-- DATA UNDER STUDY follows --

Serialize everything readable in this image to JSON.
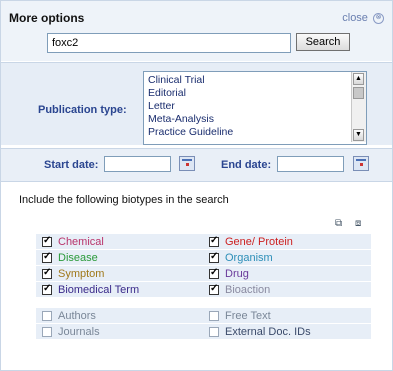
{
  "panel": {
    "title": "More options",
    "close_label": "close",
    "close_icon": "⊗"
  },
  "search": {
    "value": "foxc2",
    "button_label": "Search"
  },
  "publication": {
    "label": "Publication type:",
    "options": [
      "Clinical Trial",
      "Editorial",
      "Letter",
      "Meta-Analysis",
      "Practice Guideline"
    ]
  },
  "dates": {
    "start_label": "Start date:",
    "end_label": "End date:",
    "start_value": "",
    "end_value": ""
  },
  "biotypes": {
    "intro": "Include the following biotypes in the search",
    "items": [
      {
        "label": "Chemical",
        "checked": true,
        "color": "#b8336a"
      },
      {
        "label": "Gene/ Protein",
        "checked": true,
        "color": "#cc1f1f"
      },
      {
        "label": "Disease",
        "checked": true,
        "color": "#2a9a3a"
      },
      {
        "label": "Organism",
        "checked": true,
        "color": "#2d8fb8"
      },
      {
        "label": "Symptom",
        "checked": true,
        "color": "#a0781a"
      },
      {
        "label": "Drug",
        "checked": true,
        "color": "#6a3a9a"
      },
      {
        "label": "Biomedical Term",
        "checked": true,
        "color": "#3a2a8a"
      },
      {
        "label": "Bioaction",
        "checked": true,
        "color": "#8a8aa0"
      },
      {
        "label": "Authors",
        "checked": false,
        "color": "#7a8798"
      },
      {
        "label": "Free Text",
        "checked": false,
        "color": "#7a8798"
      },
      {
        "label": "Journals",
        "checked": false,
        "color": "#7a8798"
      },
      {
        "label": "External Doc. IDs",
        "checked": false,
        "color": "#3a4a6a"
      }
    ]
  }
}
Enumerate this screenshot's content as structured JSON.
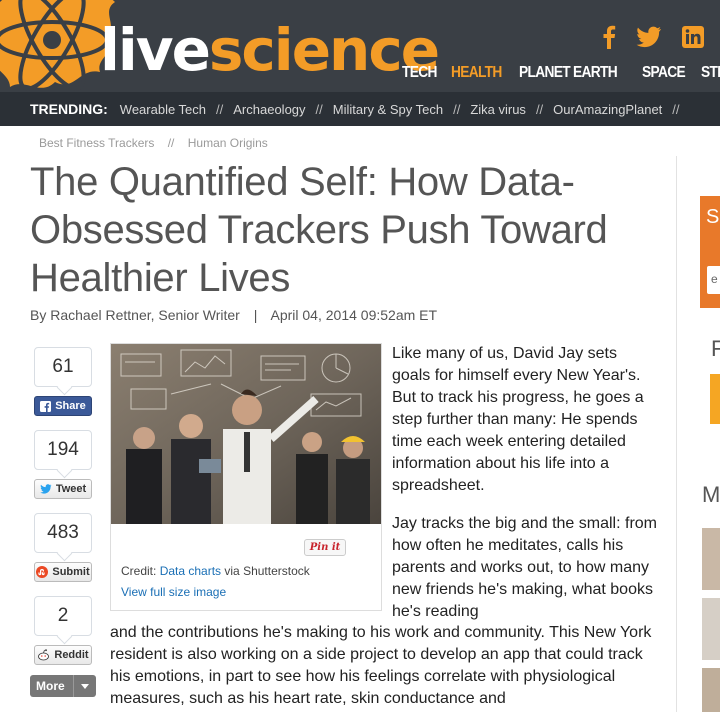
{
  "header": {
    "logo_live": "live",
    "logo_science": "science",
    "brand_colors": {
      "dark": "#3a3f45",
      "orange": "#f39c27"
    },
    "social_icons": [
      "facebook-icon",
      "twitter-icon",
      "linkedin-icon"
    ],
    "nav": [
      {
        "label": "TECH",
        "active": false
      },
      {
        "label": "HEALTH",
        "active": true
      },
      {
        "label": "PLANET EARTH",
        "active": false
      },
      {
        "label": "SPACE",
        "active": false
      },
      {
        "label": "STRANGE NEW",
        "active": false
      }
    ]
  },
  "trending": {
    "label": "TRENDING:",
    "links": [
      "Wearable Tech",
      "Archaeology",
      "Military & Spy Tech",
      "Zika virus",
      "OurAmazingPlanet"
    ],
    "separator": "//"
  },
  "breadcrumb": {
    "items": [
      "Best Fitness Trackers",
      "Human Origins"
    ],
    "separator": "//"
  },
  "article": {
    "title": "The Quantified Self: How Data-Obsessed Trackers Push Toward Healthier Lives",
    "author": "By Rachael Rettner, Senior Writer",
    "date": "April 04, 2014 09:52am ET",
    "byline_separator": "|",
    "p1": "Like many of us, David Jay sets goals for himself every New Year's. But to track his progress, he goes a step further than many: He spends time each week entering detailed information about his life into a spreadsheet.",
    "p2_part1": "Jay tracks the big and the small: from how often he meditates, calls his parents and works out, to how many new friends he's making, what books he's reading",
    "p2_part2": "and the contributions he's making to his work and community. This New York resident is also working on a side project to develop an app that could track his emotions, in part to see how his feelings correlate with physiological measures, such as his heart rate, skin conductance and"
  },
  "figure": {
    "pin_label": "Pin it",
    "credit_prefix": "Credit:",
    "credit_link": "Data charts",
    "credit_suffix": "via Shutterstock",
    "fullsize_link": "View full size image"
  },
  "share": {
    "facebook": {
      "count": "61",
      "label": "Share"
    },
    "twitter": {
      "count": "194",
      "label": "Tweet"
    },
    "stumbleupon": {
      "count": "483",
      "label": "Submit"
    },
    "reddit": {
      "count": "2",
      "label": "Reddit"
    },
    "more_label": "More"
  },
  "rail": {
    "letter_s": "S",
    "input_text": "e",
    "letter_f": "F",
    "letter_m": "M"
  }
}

-- DATA UNDER STUDY concluded --

§ TASK
A verbatim copy of the data, free of pictures, is the expected answer.

§ WRITTEN REPLY
Serialize everything readable in this image to JSON.
{
  "panel": {
    "title": "More options",
    "close_label": "close",
    "close_icon": "⊗"
  },
  "search": {
    "value": "foxc2",
    "button_label": "Search"
  },
  "publication": {
    "label": "Publication type:",
    "options": [
      "Clinical Trial",
      "Editorial",
      "Letter",
      "Meta-Analysis",
      "Practice Guideline"
    ]
  },
  "dates": {
    "start_label": "Start date:",
    "end_label": "End date:",
    "start_value": "",
    "end_value": ""
  },
  "biotypes": {
    "intro": "Include the following biotypes in the search",
    "items": [
      {
        "label": "Chemical",
        "checked": true,
        "color": "#b8336a"
      },
      {
        "label": "Gene/ Protein",
        "checked": true,
        "color": "#cc1f1f"
      },
      {
        "label": "Disease",
        "checked": true,
        "color": "#2a9a3a"
      },
      {
        "label": "Organism",
        "checked": true,
        "color": "#2d8fb8"
      },
      {
        "label": "Symptom",
        "checked": true,
        "color": "#a0781a"
      },
      {
        "label": "Drug",
        "checked": true,
        "color": "#6a3a9a"
      },
      {
        "label": "Biomedical Term",
        "checked": true,
        "color": "#3a2a8a"
      },
      {
        "label": "Bioaction",
        "checked": true,
        "color": "#8a8aa0"
      },
      {
        "label": "Authors",
        "checked": false,
        "color": "#7a8798"
      },
      {
        "label": "Free Text",
        "checked": false,
        "color": "#7a8798"
      },
      {
        "label": "Journals",
        "checked": false,
        "color": "#7a8798"
      },
      {
        "label": "External Doc. IDs",
        "checked": false,
        "color": "#3a4a6a"
      }
    ]
  }
}
Enumerate this screenshot's content as structured JSON.
{
  "header": {
    "logo_live": "live",
    "logo_science": "science",
    "brand_colors": {
      "dark": "#3a3f45",
      "orange": "#f39c27"
    },
    "social_icons": [
      "facebook-icon",
      "twitter-icon",
      "linkedin-icon"
    ],
    "nav": [
      {
        "label": "TECH",
        "active": false
      },
      {
        "label": "HEALTH",
        "active": true
      },
      {
        "label": "PLANET EARTH",
        "active": false
      },
      {
        "label": "SPACE",
        "active": false
      },
      {
        "label": "STRANGE NEW",
        "active": false
      }
    ]
  },
  "trending": {
    "label": "TRENDING:",
    "links": [
      "Wearable Tech",
      "Archaeology",
      "Military & Spy Tech",
      "Zika virus",
      "OurAmazingPlanet"
    ],
    "separator": "//"
  },
  "breadcrumb": {
    "items": [
      "Best Fitness Trackers",
      "Human Origins"
    ],
    "separator": "//"
  },
  "article": {
    "title": "The Quantified Self: How Data-Obsessed Trackers Push Toward Healthier Lives",
    "author": "By Rachael Rettner, Senior Writer",
    "date": "April 04, 2014 09:52am ET",
    "byline_separator": "|",
    "p1": "Like many of us, David Jay sets goals for himself every New Year's. But to track his progress, he goes a step further than many: He spends time each week entering detailed information about his life into a spreadsheet.",
    "p2_part1": "Jay tracks the big and the small: from how often he meditates, calls his parents and works out, to how many new friends he's making, what books he's reading",
    "p2_part2": "and the contributions he's making to his work and community. This New York resident is also working on a side project to develop an app that could track his emotions, in part to see how his feelings correlate with physiological measures, such as his heart rate, skin conductance and"
  },
  "figure": {
    "pin_label": "Pin it",
    "credit_prefix": "Credit:",
    "credit_link": "Data charts",
    "credit_suffix": "via Shutterstock",
    "fullsize_link": "View full size image"
  },
  "share": {
    "facebook": {
      "count": "61",
      "label": "Share"
    },
    "twitter": {
      "count": "194",
      "label": "Tweet"
    },
    "stumbleupon": {
      "count": "483",
      "label": "Submit"
    },
    "reddit": {
      "count": "2",
      "label": "Reddit"
    },
    "more_label": "More"
  },
  "rail": {
    "letter_s": "S",
    "input_text": "e",
    "letter_f": "F",
    "letter_m": "M"
  }
}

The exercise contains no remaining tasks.